→ **WORK REQUIRED**: Only a number is wanted: how many lines of the entries include the string "true"?

→ **ENTRIES SUPPLIED**:
** start **

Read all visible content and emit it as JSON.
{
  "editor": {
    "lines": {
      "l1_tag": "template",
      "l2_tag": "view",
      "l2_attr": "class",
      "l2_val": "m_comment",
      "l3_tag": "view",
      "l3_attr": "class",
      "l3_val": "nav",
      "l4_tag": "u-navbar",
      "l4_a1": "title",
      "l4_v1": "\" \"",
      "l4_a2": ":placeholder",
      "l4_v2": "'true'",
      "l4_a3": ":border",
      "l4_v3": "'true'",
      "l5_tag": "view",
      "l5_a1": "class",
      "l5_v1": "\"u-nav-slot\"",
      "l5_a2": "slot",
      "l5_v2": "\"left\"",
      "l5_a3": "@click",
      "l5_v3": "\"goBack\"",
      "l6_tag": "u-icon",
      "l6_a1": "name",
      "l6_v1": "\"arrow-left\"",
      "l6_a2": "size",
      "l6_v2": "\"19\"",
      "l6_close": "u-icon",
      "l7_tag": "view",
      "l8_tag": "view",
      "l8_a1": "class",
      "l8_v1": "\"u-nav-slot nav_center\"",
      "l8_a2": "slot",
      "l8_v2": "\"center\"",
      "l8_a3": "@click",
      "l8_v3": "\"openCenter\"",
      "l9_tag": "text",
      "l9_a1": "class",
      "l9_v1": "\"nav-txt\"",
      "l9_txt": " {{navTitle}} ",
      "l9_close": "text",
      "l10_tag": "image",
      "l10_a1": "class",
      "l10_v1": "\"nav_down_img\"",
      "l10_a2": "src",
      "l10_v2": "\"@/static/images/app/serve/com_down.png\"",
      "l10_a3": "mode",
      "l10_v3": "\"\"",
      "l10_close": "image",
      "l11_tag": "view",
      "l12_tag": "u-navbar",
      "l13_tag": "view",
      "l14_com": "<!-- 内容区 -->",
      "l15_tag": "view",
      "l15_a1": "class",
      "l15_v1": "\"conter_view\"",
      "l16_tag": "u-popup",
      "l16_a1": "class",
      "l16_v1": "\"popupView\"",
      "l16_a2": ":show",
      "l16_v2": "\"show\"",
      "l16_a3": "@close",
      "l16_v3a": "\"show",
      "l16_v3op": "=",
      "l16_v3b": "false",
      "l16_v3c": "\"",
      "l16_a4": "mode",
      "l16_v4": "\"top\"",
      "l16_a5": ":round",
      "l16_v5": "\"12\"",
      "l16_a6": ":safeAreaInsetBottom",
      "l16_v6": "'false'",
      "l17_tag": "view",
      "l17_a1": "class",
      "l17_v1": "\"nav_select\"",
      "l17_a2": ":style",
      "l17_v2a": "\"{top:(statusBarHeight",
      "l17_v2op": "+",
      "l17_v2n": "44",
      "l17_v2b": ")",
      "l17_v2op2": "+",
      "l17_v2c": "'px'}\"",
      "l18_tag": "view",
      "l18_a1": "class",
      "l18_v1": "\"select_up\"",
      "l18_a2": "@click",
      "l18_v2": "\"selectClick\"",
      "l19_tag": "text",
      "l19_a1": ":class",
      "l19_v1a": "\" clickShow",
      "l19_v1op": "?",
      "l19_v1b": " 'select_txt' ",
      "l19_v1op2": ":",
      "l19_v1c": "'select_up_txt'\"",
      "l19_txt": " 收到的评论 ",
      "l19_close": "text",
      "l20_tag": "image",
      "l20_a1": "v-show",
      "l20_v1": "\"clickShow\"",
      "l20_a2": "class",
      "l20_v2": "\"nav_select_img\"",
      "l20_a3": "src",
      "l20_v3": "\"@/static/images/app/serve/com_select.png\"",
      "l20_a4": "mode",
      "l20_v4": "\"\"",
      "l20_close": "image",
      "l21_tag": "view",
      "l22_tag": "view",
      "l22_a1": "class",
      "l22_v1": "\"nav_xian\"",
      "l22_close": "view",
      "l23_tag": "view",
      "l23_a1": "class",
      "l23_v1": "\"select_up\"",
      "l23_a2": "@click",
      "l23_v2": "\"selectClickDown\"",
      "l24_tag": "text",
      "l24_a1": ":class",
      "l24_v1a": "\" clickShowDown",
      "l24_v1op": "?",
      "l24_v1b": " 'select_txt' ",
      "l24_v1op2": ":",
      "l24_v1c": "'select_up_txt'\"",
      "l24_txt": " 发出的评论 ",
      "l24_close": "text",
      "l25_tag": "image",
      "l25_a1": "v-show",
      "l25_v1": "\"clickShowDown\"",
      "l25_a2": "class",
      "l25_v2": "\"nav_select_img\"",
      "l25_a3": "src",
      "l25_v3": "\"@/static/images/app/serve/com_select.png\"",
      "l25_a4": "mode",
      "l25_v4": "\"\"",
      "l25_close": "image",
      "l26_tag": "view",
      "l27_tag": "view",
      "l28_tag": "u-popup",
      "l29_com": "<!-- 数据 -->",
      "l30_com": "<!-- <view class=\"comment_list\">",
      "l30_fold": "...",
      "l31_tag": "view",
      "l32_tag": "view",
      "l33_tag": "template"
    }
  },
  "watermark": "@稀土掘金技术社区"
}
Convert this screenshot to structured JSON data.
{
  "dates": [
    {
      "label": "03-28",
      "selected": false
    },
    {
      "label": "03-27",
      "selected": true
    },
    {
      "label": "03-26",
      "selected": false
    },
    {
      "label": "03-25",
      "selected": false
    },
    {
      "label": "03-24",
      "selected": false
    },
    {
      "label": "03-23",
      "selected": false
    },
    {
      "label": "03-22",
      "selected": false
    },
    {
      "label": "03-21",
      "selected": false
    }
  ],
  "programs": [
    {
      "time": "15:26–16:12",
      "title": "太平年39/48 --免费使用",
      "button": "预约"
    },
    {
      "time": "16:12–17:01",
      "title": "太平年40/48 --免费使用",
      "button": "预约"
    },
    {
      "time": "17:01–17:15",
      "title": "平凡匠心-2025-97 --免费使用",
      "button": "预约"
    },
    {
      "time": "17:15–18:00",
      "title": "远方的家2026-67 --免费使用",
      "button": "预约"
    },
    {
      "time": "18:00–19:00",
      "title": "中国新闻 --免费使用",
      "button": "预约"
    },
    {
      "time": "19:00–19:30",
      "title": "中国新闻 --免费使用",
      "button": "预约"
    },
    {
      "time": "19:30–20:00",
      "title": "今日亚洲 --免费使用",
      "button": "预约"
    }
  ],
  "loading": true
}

** end **

→ **SOLVED PROBLEM**: 4